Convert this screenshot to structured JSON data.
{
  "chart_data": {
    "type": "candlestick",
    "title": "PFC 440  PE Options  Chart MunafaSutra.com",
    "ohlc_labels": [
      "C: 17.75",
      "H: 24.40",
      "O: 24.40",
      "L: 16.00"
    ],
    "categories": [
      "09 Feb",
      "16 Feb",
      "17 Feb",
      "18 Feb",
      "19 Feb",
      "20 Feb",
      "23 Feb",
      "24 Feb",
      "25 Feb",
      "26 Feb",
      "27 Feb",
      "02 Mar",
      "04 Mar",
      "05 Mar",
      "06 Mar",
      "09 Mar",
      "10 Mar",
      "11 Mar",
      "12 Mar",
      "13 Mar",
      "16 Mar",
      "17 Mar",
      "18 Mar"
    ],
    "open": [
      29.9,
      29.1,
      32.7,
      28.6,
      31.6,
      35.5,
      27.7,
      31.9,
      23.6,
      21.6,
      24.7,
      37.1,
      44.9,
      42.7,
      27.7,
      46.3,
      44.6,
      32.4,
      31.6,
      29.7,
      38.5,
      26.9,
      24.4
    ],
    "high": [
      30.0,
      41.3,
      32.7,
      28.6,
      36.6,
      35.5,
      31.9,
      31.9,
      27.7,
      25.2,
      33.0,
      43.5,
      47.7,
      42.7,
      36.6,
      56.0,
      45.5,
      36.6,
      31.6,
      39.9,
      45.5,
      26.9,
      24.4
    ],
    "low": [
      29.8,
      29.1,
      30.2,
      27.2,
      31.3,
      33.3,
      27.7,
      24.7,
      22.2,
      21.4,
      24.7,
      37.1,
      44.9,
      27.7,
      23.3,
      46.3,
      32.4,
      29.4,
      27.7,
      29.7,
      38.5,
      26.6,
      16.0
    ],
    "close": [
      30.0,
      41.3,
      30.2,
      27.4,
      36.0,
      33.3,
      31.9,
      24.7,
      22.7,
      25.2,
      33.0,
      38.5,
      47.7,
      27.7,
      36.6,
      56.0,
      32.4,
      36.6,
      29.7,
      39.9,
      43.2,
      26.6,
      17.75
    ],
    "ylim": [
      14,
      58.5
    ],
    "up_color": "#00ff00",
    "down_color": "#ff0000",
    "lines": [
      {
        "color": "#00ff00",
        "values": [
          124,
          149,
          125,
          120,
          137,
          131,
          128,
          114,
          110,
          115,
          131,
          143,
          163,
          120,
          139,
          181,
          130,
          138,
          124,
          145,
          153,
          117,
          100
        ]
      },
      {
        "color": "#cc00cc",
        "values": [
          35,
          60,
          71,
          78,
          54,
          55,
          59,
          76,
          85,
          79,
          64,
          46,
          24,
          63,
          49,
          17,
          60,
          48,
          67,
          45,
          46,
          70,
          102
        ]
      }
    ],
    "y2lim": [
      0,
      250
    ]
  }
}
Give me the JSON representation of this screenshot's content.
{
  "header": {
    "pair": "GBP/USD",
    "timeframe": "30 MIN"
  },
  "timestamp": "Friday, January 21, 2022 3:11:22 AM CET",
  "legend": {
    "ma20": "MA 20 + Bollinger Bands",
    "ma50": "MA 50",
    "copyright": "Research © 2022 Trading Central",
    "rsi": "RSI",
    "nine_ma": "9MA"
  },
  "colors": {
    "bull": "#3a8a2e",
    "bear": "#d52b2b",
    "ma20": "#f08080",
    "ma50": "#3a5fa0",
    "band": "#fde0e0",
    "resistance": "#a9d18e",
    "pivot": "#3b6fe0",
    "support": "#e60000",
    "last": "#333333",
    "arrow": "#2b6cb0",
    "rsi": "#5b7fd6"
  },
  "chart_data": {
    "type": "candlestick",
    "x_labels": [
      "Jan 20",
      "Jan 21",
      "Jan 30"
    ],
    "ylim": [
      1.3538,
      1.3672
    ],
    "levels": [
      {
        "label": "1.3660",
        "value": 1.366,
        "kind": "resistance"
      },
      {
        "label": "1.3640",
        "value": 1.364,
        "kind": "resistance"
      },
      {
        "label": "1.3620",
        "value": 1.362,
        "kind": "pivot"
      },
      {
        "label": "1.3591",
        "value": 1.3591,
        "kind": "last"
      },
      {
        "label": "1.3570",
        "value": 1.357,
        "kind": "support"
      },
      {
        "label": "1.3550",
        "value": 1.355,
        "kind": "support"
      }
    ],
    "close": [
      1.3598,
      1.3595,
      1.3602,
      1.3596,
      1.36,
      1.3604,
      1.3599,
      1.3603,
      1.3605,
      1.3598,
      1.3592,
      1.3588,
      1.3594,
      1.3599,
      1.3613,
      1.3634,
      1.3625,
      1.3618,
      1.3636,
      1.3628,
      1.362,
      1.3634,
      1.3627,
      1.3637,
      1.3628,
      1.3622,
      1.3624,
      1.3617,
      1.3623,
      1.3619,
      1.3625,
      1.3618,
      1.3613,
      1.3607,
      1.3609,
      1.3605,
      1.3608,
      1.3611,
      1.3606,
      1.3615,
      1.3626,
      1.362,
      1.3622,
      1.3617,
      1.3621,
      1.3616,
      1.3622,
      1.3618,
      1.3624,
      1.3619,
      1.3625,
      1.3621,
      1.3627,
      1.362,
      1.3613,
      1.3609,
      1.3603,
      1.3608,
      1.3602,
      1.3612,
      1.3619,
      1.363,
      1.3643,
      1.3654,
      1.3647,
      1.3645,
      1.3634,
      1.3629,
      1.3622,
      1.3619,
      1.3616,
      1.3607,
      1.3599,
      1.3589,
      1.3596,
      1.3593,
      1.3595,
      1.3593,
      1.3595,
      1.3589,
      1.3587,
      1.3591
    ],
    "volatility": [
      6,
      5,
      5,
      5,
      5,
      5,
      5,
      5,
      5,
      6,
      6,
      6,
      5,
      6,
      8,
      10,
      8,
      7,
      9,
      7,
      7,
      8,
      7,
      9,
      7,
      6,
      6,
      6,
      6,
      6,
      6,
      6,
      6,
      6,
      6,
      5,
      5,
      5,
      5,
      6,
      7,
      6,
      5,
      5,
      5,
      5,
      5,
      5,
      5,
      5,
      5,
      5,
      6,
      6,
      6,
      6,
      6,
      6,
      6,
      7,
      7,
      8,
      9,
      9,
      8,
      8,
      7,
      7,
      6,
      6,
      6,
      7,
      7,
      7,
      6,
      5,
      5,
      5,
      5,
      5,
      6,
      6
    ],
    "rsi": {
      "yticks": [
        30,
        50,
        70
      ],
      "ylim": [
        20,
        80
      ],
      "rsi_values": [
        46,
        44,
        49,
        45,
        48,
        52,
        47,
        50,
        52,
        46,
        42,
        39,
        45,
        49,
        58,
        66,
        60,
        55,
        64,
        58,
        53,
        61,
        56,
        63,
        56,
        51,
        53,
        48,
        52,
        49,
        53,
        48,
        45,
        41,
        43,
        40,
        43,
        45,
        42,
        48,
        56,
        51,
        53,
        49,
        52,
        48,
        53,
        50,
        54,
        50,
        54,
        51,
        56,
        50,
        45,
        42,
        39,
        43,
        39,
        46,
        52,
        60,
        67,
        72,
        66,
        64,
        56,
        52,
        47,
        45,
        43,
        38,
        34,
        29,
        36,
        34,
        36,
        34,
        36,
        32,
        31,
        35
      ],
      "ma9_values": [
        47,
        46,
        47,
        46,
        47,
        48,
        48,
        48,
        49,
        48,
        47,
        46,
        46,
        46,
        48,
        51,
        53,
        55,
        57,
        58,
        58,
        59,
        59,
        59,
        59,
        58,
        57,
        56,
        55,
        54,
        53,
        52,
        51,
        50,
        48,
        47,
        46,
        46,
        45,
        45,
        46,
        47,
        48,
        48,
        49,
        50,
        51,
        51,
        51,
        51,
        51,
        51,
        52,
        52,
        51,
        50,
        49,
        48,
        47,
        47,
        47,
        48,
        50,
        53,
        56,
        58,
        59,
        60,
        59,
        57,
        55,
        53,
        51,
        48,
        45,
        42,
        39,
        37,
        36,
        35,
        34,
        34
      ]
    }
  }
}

※ ※ ※

Filter the data for the string "JSON" and copy every line that has it.

Convert this screenshot to structured JSON data.
Give me the JSON representation of this screenshot's content.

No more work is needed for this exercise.